(EXERCISE AIM) Tally the lines containing the word "seiner" and give the total alone.

Extracted records
══════════

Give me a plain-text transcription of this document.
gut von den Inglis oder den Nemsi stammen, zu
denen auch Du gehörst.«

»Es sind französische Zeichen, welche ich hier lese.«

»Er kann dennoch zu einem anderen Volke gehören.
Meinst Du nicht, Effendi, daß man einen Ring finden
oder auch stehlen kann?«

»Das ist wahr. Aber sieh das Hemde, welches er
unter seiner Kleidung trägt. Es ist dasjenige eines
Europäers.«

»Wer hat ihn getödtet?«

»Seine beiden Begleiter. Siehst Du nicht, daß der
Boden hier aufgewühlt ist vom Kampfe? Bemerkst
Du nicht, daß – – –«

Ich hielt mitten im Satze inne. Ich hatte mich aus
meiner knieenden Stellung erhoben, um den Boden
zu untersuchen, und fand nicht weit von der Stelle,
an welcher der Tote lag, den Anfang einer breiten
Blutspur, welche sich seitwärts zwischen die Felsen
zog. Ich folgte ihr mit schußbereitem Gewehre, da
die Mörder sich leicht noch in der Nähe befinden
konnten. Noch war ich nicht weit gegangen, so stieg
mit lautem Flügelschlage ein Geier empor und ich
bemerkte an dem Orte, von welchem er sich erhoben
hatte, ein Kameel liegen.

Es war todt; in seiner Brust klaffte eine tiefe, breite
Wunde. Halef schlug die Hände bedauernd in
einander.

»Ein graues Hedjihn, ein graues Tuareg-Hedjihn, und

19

══════════

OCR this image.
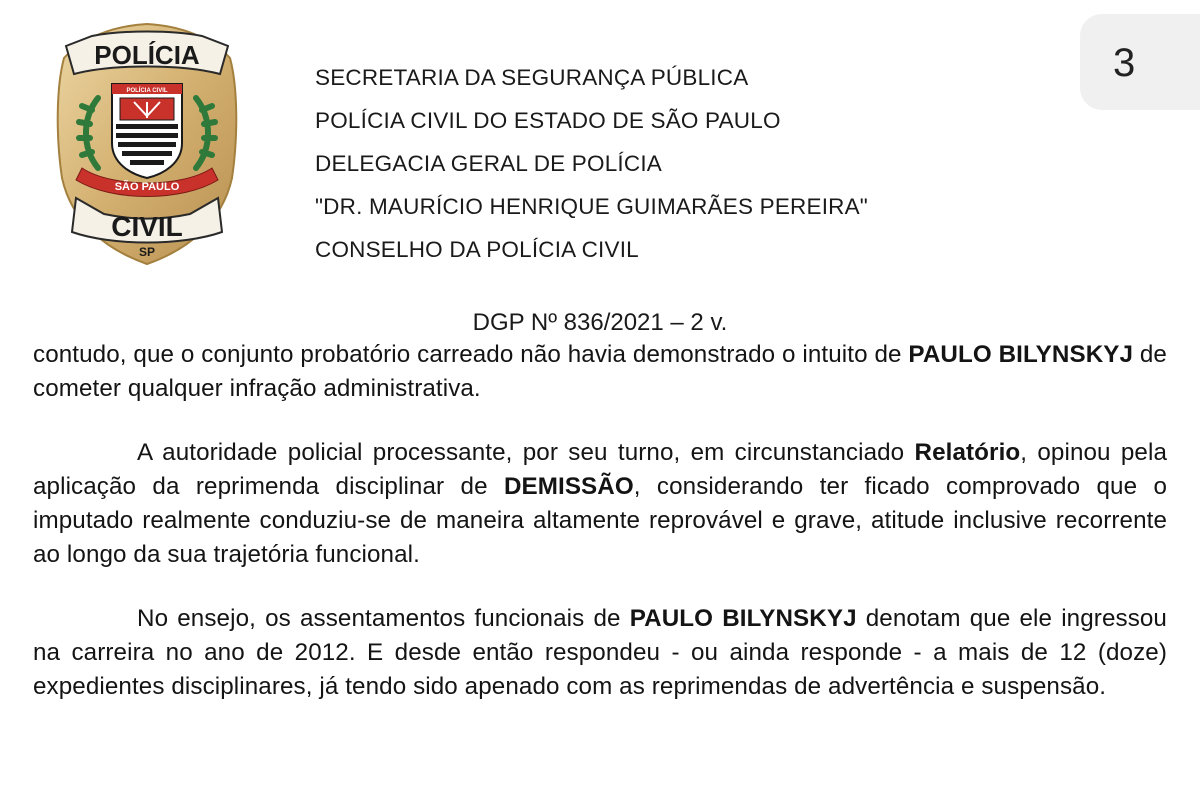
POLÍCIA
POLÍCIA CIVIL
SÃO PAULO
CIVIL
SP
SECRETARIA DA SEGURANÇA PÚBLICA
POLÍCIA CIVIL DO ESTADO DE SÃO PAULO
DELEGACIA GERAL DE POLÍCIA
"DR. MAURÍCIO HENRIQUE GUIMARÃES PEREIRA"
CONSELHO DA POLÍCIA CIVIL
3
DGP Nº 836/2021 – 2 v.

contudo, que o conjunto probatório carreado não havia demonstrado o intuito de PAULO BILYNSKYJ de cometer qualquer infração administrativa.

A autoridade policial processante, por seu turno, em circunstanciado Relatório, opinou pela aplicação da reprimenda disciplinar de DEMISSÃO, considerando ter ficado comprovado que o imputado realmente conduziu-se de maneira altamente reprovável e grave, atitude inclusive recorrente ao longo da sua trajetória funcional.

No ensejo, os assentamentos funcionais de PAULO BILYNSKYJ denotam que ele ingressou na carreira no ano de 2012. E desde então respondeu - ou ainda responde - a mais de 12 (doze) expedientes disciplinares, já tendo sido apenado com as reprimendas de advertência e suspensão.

══════════

(ANSWER TO THE EXERCISE) 2